--- Start EXERCISE MATERIAL ---
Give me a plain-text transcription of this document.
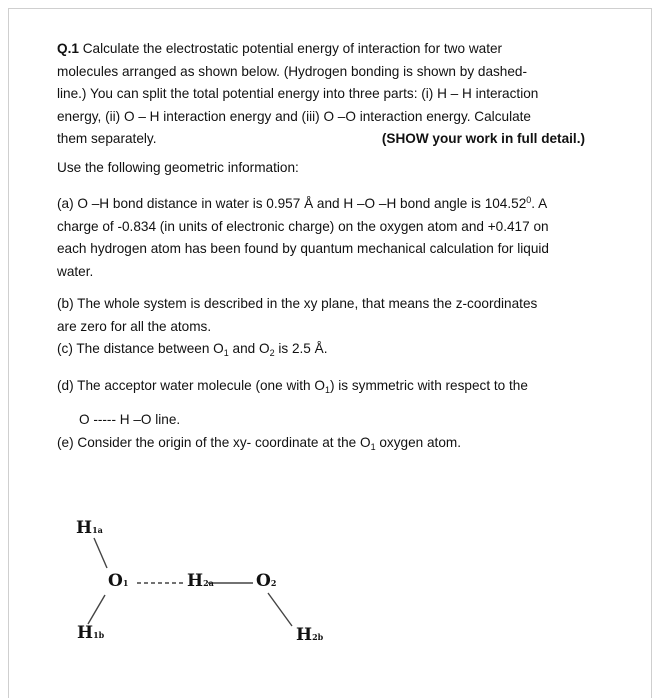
Q.1 Calculate the electrostatic potential energy of interaction for two water

molecules arranged as shown below. (Hydrogen bonding is shown by dashed-

line.) You can split the total potential energy into three parts: (i) H – H interaction

energy, (ii) O – H interaction energy and (iii) O –O interaction energy. Calculate

them separately.	(SHOW your work in full detail.)

Use the following geometric information:

(a) O –H bond distance in water is 0.957 Å and H –O –H bond angle is 104.52$^0$. A

charge of -0.834 (in units of electronic charge) on the oxygen atom and +0.417 on

each hydrogen atom has been found by quantum mechanical calculation for liquid

water.

(b) The whole system is described in the xy plane, that means the z-coordinates

are zero for all the atoms.

(c) The distance between $O_1$ and $O_2$ is 2.5 Å.

(d) The acceptor water molecule (one with $O_1$) is symmetric with respect to the

O ----- H –O line.

(e) Consider the origin of the xy- coordinate at the $O_1$ oxygen atom.

H1a
O1
H1b
H2a O2
H2b
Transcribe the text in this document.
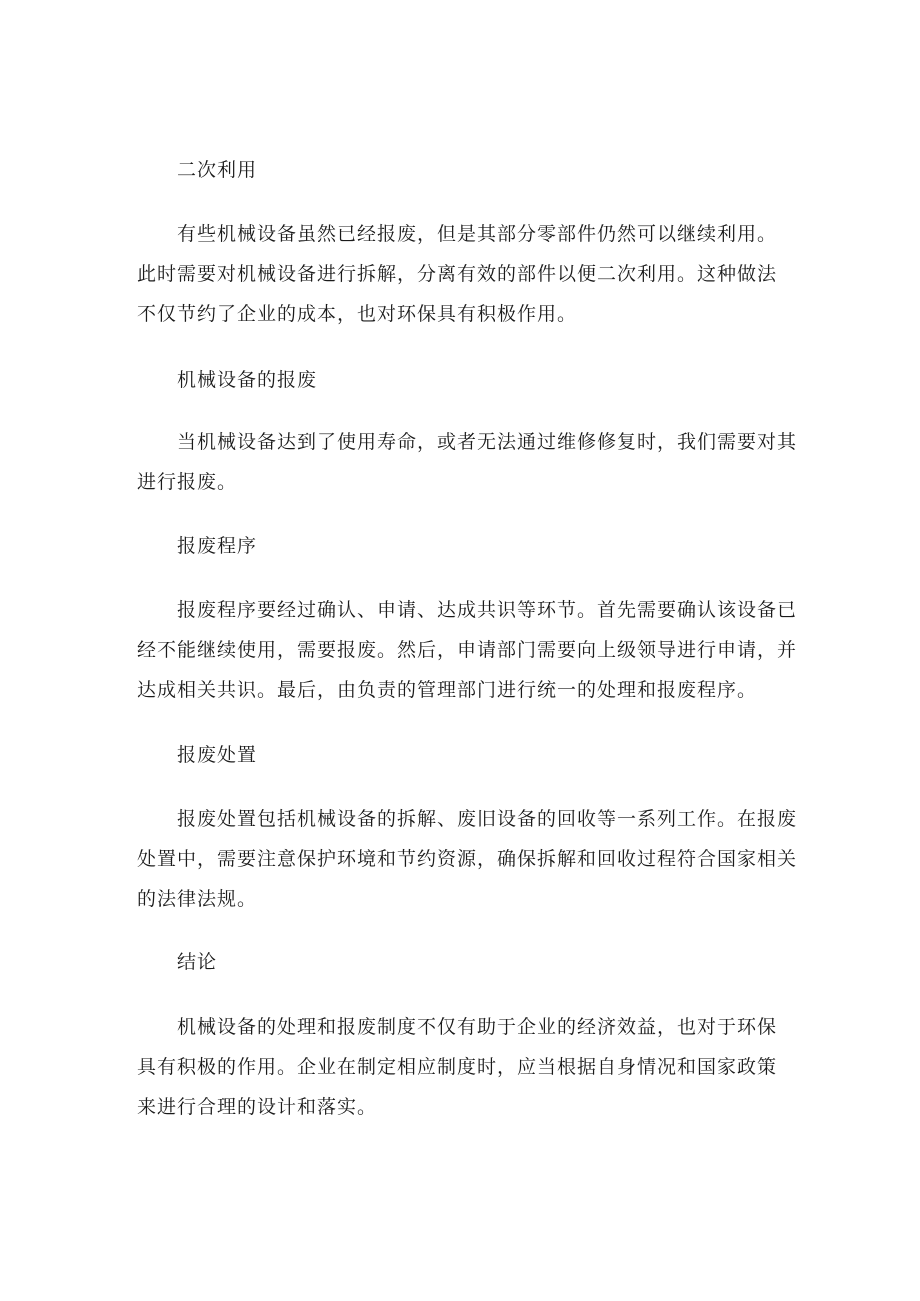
二次利用

有些机械设备虽然已经报废，但是其部分零部件仍然可以继续利用。
此时需要对机械设备进行拆解，分离有效的部件以便二次利用。这种做法
不仅节约了企业的成本，也对环保具有积极作用。

机械设备的报废

当机械设备达到了使用寿命，或者无法通过维修修复时，我们需要对其
进行报废。

报废程序

报废程序要经过确认、申请、达成共识等环节。首先需要确认该设备已
经不能继续使用，需要报废。然后，申请部门需要向上级领导进行申请，并
达成相关共识。最后，由负责的管理部门进行统一的处理和报废程序。

报废处置

报废处置包括机械设备的拆解、废旧设备的回收等一系列工作。在报废
处置中，需要注意保护环境和节约资源，确保拆解和回收过程符合国家相关
的法律法规。

结论

机械设备的处理和报废制度不仅有助于企业的经济效益，也对于环保
具有积极的作用。企业在制定相应制度时，应当根据自身情况和国家政策
来进行合理的设计和落实。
--- End EXERCISE MATERIAL ---
## WORK TO COMPLETE
Tally the lines above that contain the word "oxygen", and reply with only the number.

## SOLUTION TO THE EXERCISE
2